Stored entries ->
○ ○ ○ ○ ○ ○ ○
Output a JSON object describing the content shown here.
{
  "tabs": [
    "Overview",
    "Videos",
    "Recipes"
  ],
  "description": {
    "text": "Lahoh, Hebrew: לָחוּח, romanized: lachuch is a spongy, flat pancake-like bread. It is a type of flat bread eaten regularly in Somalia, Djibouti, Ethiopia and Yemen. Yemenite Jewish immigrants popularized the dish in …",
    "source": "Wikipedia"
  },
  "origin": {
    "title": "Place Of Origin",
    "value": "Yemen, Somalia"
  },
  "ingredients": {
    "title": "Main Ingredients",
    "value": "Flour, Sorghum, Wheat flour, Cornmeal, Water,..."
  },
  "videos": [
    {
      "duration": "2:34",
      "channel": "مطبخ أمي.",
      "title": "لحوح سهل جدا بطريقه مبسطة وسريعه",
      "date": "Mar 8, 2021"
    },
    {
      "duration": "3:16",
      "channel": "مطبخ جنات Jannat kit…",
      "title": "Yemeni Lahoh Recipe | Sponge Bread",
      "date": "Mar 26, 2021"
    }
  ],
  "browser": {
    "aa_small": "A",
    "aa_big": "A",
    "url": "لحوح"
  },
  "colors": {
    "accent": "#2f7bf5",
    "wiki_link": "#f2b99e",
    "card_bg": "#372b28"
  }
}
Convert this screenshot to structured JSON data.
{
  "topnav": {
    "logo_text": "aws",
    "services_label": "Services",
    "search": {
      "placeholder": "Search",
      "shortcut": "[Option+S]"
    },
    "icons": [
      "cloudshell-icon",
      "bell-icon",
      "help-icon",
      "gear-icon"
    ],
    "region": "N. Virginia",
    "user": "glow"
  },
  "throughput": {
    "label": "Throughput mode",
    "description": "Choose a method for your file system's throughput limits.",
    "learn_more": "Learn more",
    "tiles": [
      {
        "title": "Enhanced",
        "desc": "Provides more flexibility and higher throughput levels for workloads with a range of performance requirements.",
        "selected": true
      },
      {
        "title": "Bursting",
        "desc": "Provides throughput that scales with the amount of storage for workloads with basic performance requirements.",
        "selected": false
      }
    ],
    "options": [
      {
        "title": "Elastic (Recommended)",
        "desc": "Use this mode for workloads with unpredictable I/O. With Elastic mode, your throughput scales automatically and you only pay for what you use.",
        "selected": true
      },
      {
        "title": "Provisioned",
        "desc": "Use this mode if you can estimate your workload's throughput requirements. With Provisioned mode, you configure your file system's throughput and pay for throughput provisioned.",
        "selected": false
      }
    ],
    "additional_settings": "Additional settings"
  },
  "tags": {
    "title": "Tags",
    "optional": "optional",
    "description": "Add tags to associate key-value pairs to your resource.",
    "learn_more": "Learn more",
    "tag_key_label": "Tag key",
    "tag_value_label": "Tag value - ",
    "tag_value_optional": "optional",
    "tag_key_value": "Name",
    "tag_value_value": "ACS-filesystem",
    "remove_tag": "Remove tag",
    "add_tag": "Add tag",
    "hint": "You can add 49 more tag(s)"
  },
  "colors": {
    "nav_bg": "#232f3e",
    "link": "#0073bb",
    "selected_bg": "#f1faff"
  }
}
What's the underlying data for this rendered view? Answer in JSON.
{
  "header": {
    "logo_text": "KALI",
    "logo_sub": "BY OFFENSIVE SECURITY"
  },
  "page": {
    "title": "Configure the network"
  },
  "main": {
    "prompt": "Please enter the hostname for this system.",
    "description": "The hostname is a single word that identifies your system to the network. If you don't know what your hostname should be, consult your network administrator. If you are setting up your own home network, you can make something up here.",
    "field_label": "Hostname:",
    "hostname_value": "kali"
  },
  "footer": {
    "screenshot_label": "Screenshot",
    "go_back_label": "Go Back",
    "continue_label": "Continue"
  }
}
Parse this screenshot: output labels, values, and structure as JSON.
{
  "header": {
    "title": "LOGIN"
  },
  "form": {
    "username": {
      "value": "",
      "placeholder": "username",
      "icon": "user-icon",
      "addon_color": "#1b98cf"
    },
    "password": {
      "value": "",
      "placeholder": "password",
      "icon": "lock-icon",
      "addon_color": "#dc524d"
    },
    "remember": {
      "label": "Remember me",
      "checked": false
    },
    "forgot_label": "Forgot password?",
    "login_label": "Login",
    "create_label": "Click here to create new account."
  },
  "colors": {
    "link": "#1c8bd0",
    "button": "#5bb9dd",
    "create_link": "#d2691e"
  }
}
○ ○ ○ ○ ○ ○ ○
Requirements -> Output the complete data exactly as written.

Exercise solution ->
Output a JSON object describing the content shown here.
{
  "tabs": [
    "Overview",
    "Videos",
    "Recipes"
  ],
  "description": {
    "text": "Lahoh, Hebrew: לָחוּח, romanized: lachuch is a spongy, flat pancake-like bread. It is a type of flat bread eaten regularly in Somalia, Djibouti, Ethiopia and Yemen. Yemenite Jewish immigrants popularized the dish in …",
    "source": "Wikipedia"
  },
  "origin": {
    "title": "Place Of Origin",
    "value": "Yemen, Somalia"
  },
  "ingredients": {
    "title": "Main Ingredients",
    "value": "Flour, Sorghum, Wheat flour, Cornmeal, Water,..."
  },
  "videos": [
    {
      "duration": "2:34",
      "channel": "مطبخ أمي.",
      "title": "لحوح سهل جدا بطريقه مبسطة وسريعه",
      "date": "Mar 8, 2021"
    },
    {
      "duration": "3:16",
      "channel": "مطبخ جنات Jannat kit…",
      "title": "Yemeni Lahoh Recipe | Sponge Bread",
      "date": "Mar 26, 2021"
    }
  ],
  "browser": {
    "aa_small": "A",
    "aa_big": "A",
    "url": "لحوح"
  },
  "colors": {
    "accent": "#2f7bf5",
    "wiki_link": "#f2b99e",
    "card_bg": "#372b28"
  }
}
Convert this screenshot to structured JSON data.
{
  "topnav": {
    "logo_text": "aws",
    "services_label": "Services",
    "search": {
      "placeholder": "Search",
      "shortcut": "[Option+S]"
    },
    "icons": [
      "cloudshell-icon",
      "bell-icon",
      "help-icon",
      "gear-icon"
    ],
    "region": "N. Virginia",
    "user": "glow"
  },
  "throughput": {
    "label": "Throughput mode",
    "description": "Choose a method for your file system's throughput limits.",
    "learn_more": "Learn more",
    "tiles": [
      {
        "title": "Enhanced",
        "desc": "Provides more flexibility and higher throughput levels for workloads with a range of performance requirements.",
        "selected": true
      },
      {
        "title": "Bursting",
        "desc": "Provides throughput that scales with the amount of storage for workloads with basic performance requirements.",
        "selected": false
      }
    ],
    "options": [
      {
        "title": "Elastic (Recommended)",
        "desc": "Use this mode for workloads with unpredictable I/O. With Elastic mode, your throughput scales automatically and you only pay for what you use.",
        "selected": true
      },
      {
        "title": "Provisioned",
        "desc": "Use this mode if you can estimate your workload's throughput requirements. With Provisioned mode, you configure your file system's throughput and pay for throughput provisioned.",
        "selected": false
      }
    ],
    "additional_settings": "Additional settings"
  },
  "tags": {
    "title": "Tags",
    "optional": "optional",
    "description": "Add tags to associate key-value pairs to your resource.",
    "learn_more": "Learn more",
    "tag_key_label": "Tag key",
    "tag_value_label": "Tag value - ",
    "tag_value_optional": "optional",
    "tag_key_value": "Name",
    "tag_value_value": "ACS-filesystem",
    "remove_tag": "Remove tag",
    "add_tag": "Add tag",
    "hint": "You can add 49 more tag(s)"
  },
  "colors": {
    "nav_bg": "#232f3e",
    "link": "#0073bb",
    "selected_bg": "#f1faff"
  }
}
What's the underlying data for this rendered view? Answer in JSON.
{
  "header": {
    "logo_text": "KALI",
    "logo_sub": "BY OFFENSIVE SECURITY"
  },
  "page": {
    "title": "Configure the network"
  },
  "main": {
    "prompt": "Please enter the hostname for this system.",
    "description": "The hostname is a single word that identifies your system to the network. If you don't know what your hostname should be, consult your network administrator. If you are setting up your own home network, you can make something up here.",
    "field_label": "Hostname:",
    "hostname_value": "kali"
  },
  "footer": {
    "screenshot_label": "Screenshot",
    "go_back_label": "Go Back",
    "continue_label": "Continue"
  }
}
Parse this screenshot: output labels, values, and structure as JSON.
{
  "header": {
    "title": "LOGIN"
  },
  "form": {
    "username": {
      "value": "",
      "placeholder": "username",
      "icon": "user-icon",
      "addon_color": "#1b98cf"
    },
    "password": {
      "value": "",
      "placeholder": "password",
      "icon": "lock-icon",
      "addon_color": "#dc524d"
    },
    "remember": {
      "label": "Remember me",
      "checked": false
    },
    "forgot_label": "Forgot password?",
    "login_label": "Login",
    "create_label": "Click here to create new account."
  },
  "colors": {
    "link": "#1c8bd0",
    "button": "#5bb9dd",
    "create_link": "#d2691e"
  }
}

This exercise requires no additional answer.